Exclude the pictures and reproduce the remaining data exactly as written.

'''

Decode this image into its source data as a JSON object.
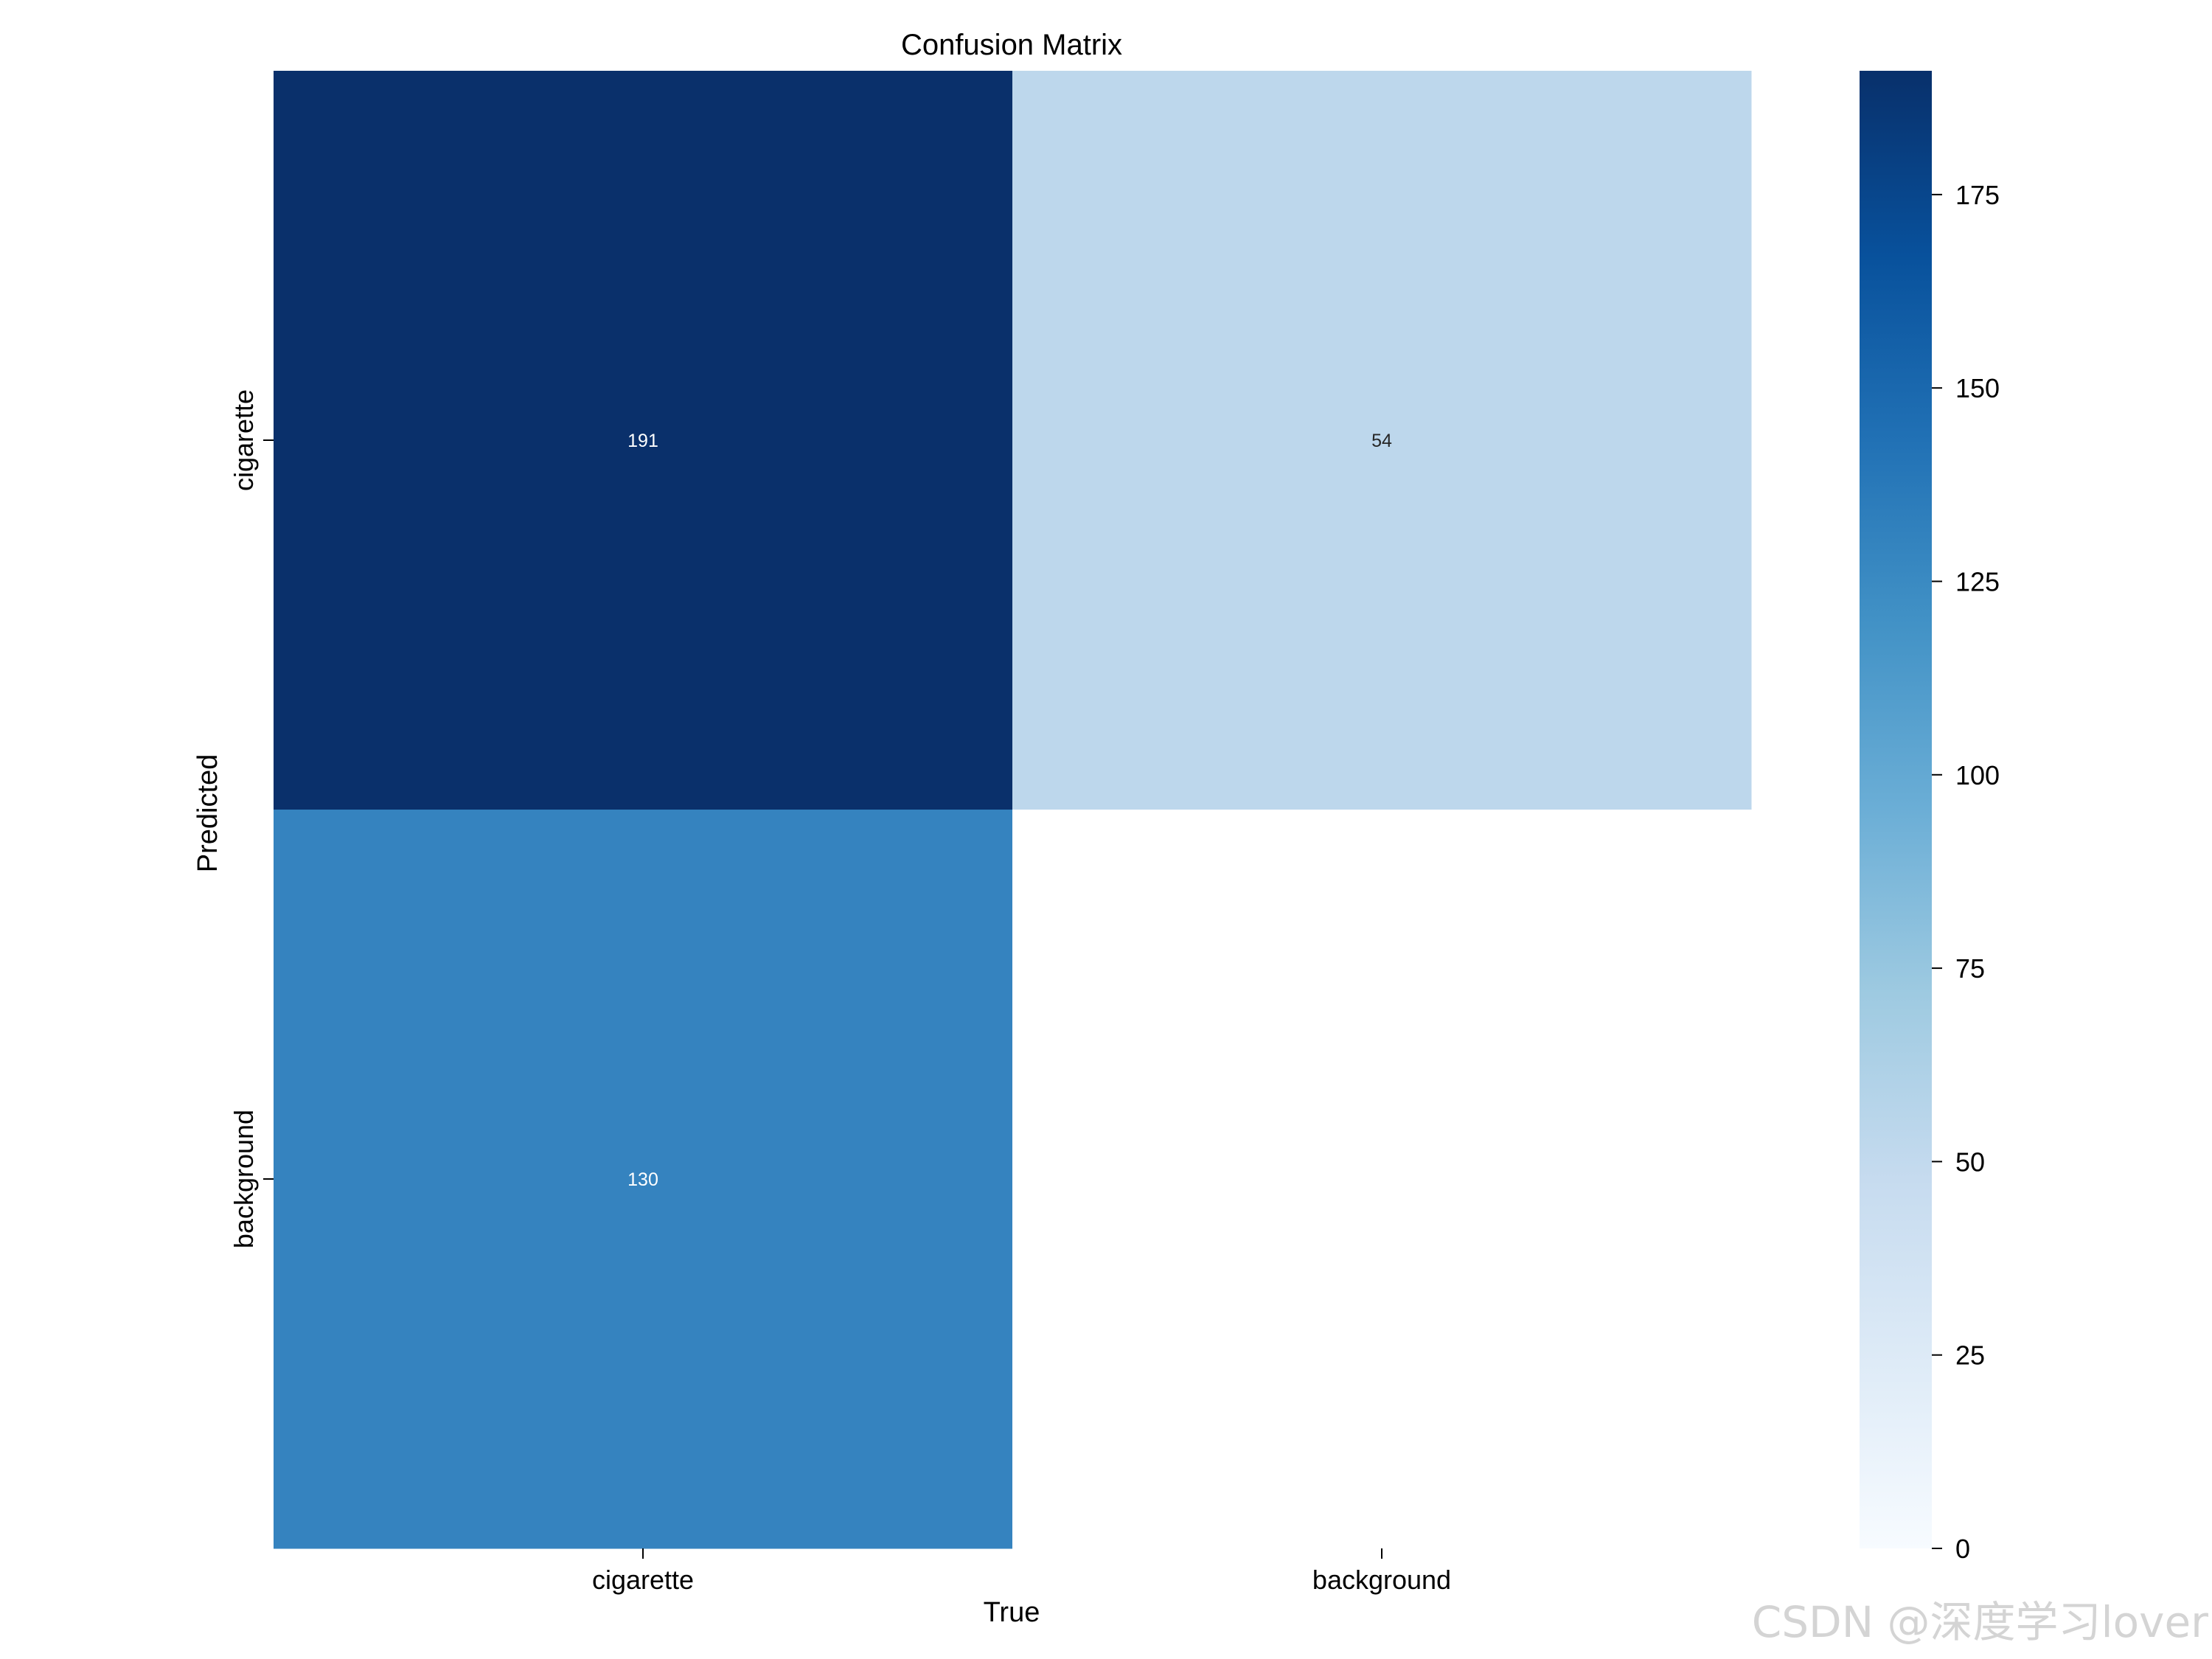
{
  "chart_data": {
    "type": "heatmap",
    "title": "Confusion Matrix",
    "xlabel": "True",
    "ylabel": "Predicted",
    "x_categories": [
      "cigarette",
      "background"
    ],
    "y_categories": [
      "cigarette",
      "background"
    ],
    "values": [
      [
        191,
        54
      ],
      [
        130,
        null
      ]
    ],
    "cell_labels": [
      [
        "191",
        "54"
      ],
      [
        "130",
        ""
      ]
    ],
    "colormap": "Blues",
    "colorbar": {
      "range": [
        0,
        191
      ],
      "ticks": [
        0,
        25,
        50,
        75,
        100,
        125,
        150,
        175
      ],
      "tick_labels": [
        "0",
        "25",
        "50",
        "75",
        "100",
        "125",
        "150",
        "175"
      ]
    },
    "cell_colors": [
      [
        "#0a306b",
        "#bdd7ec"
      ],
      [
        "#3583bf",
        "#ffffff"
      ]
    ],
    "text_colors": [
      [
        "#ffffff",
        "#262626"
      ],
      [
        "#ffffff",
        "#262626"
      ]
    ]
  },
  "watermark": "CSDN @深度学习lover"
}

'''

*Solution*
Decode this image into its source data as a JSON object.
{
  "chart_data": {
    "type": "heatmap",
    "title": "Confusion Matrix",
    "xlabel": "True",
    "ylabel": "Predicted",
    "x_categories": [
      "cigarette",
      "background"
    ],
    "y_categories": [
      "cigarette",
      "background"
    ],
    "values": [
      [
        191,
        54
      ],
      [
        130,
        null
      ]
    ],
    "cell_labels": [
      [
        "191",
        "54"
      ],
      [
        "130",
        ""
      ]
    ],
    "colormap": "Blues",
    "colorbar": {
      "range": [
        0,
        191
      ],
      "ticks": [
        0,
        25,
        50,
        75,
        100,
        125,
        150,
        175
      ],
      "tick_labels": [
        "0",
        "25",
        "50",
        "75",
        "100",
        "125",
        "150",
        "175"
      ]
    },
    "cell_colors": [
      [
        "#0a306b",
        "#bdd7ec"
      ],
      [
        "#3583bf",
        "#ffffff"
      ]
    ],
    "text_colors": [
      [
        "#ffffff",
        "#262626"
      ],
      [
        "#ffffff",
        "#262626"
      ]
    ]
  },
  "watermark": "CSDN @深度学习lover"
}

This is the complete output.